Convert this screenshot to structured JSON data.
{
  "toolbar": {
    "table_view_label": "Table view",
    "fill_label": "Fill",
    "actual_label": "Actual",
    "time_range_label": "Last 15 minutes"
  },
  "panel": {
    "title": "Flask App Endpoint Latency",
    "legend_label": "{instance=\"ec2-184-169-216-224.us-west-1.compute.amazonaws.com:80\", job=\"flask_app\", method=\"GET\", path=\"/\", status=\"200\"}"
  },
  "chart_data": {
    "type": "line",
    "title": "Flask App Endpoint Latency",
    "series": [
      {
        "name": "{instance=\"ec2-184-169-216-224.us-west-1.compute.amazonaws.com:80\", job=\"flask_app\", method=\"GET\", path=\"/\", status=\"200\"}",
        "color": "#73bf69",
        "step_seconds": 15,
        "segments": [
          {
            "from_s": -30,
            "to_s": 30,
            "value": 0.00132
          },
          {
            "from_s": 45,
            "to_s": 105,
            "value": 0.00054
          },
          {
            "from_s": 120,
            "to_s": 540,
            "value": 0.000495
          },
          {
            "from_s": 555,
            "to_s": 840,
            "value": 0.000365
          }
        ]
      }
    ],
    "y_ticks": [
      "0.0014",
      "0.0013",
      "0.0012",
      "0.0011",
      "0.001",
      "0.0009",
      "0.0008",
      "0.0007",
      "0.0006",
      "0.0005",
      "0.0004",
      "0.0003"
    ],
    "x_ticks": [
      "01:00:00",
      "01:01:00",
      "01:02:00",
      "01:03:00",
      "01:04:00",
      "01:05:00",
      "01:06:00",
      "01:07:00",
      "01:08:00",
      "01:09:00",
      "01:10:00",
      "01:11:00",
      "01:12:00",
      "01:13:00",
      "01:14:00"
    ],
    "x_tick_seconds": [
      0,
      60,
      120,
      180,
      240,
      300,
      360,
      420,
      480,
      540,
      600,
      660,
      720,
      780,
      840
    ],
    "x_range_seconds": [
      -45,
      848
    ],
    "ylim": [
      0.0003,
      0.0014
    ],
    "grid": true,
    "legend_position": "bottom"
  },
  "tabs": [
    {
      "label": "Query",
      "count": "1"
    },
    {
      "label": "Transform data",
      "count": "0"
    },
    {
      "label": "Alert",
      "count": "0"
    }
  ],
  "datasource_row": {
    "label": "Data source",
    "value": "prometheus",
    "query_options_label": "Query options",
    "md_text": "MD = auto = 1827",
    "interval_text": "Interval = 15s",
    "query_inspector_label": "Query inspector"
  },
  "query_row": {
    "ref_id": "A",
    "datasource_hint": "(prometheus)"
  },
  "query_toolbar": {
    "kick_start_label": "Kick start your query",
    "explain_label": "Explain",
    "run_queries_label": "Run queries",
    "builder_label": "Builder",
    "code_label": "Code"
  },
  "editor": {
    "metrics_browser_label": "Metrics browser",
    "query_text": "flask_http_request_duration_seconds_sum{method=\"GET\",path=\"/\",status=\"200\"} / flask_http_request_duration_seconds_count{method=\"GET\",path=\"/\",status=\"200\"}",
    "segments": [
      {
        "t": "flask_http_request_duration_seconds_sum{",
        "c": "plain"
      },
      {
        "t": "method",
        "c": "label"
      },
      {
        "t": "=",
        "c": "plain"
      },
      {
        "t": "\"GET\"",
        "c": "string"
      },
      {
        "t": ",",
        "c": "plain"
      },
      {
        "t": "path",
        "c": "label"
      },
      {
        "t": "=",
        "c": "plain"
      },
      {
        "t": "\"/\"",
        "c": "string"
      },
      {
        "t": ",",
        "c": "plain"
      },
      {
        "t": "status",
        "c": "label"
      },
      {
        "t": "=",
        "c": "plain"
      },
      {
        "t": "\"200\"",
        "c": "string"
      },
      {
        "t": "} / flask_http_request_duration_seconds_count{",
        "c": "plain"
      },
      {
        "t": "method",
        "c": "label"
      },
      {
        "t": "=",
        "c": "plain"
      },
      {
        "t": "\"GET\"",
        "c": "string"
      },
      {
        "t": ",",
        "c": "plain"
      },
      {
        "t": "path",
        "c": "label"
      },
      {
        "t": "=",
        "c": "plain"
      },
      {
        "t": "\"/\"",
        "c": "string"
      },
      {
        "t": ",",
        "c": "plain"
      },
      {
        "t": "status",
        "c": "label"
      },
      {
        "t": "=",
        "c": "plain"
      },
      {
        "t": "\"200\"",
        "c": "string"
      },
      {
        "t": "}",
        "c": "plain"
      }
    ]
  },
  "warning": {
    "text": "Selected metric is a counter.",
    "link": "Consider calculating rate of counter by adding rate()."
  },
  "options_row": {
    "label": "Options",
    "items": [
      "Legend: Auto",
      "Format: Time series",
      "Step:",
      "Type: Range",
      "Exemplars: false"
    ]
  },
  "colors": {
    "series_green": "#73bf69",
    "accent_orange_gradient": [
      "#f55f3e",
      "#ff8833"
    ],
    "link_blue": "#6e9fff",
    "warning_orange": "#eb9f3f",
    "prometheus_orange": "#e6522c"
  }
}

#### Directive
Pick out each line above that includes "status" and show it.

#### Response to this exercise
    "legend_label": "{instance=\"ec2-184-169-216-224.us-west-1.compute.amazonaws.com:80\", job=\"flask_app\", method=\"GET\", path=\"/\", status=\"200\"}"
        "name": "{instance=\"ec2-184-169-216-224.us-west-1.compute.amazonaws.com:80\", job=\"flask_app\", method=\"GET\", path=\"/\", status=\"200\"}",
    "query_text": "flask_http_request_duration_seconds_sum{method=\"GET\",path=\"/\",status=\"200\"} / flask_http_request_duration_seconds_count{method=\"GET\",path=\"/\",status=\"200\"}",
        "t": "status",
        "t": "status",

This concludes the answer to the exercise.